- ROWS
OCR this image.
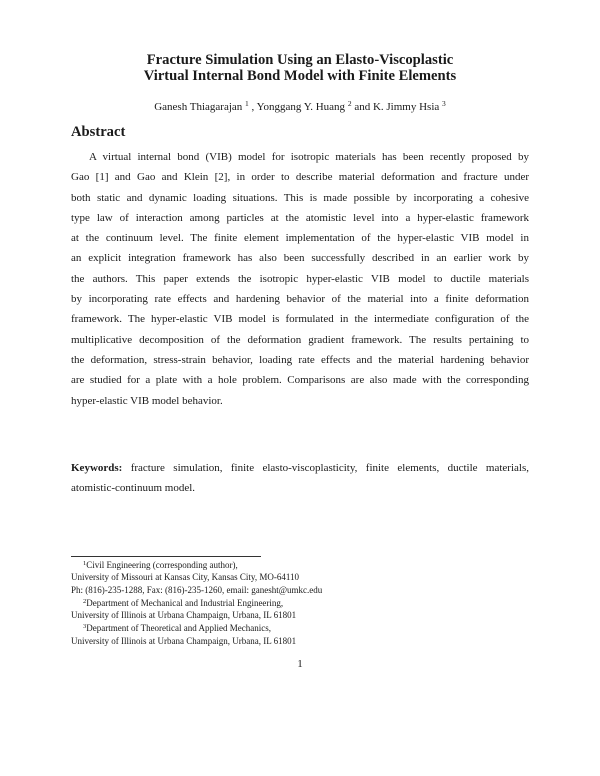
Fracture Simulation Using an Elasto-Viscoplastic
Virtual Internal Bond Model with Finite Elements
Ganesh Thiagarajan $^1$ , Yonggang Y. Huang $^2$ and K. Jimmy Hsia $^3$
Abstract
A virtual internal bond (VIB) model for isotropic materials has been recently proposed by
Gao [1] and Gao and Klein [2], in order to describe material deformation and fracture under
both static and dynamic loading situations. This is made possible by incorporating a cohesive
type law of interaction among particles at the atomistic level into a hyper-elastic framework
at the continuum level. The finite element implementation of the hyper-elastic VIB model in
an explicit integration framework has also been successfully described in an earlier work by
the authors. This paper extends the isotropic hyper-elastic VIB model to ductile materials
by incorporating rate effects and hardening behavior of the material into a finite deformation
framework. The hyper-elastic VIB model is formulated in the intermediate configuration of the
multiplicative decomposition of the deformation gradient framework. The results pertaining to
the deformation, stress-strain behavior, loading rate effects and the material hardening behavior
are studied for a plate with a hole problem. Comparisons are also made with the corresponding
hyper-elastic VIB model behavior.
Keywords: fracture simulation, finite elasto-viscoplasticity, finite elements, ductile materials,
atomistic-continuum model.
$^1$Civil Engineering (corresponding author),
University of Missouri at Kansas City, Kansas City, MO-64110
Ph: (816)-235-1288, Fax: (816)-235-1260, email: ganesht@umkc.edu
$^2$Department of Mechanical and Industrial Engineering,
University of Illinois at Urbana Champaign, Urbana, IL 61801
$^3$Department of Theoretical and Applied Mechanics,
University of Illinois at Urbana Champaign, Urbana, IL 61801
1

- PROBLEM DESCRIPTION
Take the records above and transcribe them exactly, dropping every picture.

- RESPONSE
OCR this image.
Fracture Simulation Using an Elasto-Viscoplastic
Virtual Internal Bond Model with Finite Elements
Ganesh Thiagarajan $^1$ , Yonggang Y. Huang $^2$ and K. Jimmy Hsia $^3$
Abstract
A virtual internal bond (VIB) model for isotropic materials has been recently proposed by
Gao [1] and Gao and Klein [2], in order to describe material deformation and fracture under
both static and dynamic loading situations. This is made possible by incorporating a cohesive
type law of interaction among particles at the atomistic level into a hyper-elastic framework
at the continuum level. The finite element implementation of the hyper-elastic VIB model in
an explicit integration framework has also been successfully described in an earlier work by
the authors. This paper extends the isotropic hyper-elastic VIB model to ductile materials
by incorporating rate effects and hardening behavior of the material into a finite deformation
framework. The hyper-elastic VIB model is formulated in the intermediate configuration of the
multiplicative decomposition of the deformation gradient framework. The results pertaining to
the deformation, stress-strain behavior, loading rate effects and the material hardening behavior
are studied for a plate with a hole problem. Comparisons are also made with the corresponding
hyper-elastic VIB model behavior.
Keywords: fracture simulation, finite elasto-viscoplasticity, finite elements, ductile materials,
atomistic-continuum model.
$^1$Civil Engineering (corresponding author),
University of Missouri at Kansas City, Kansas City, MO-64110
Ph: (816)-235-1288, Fax: (816)-235-1260, email: ganesht@umkc.edu
$^2$Department of Mechanical and Industrial Engineering,
University of Illinois at Urbana Champaign, Urbana, IL 61801
$^3$Department of Theoretical and Applied Mechanics,
University of Illinois at Urbana Champaign, Urbana, IL 61801
1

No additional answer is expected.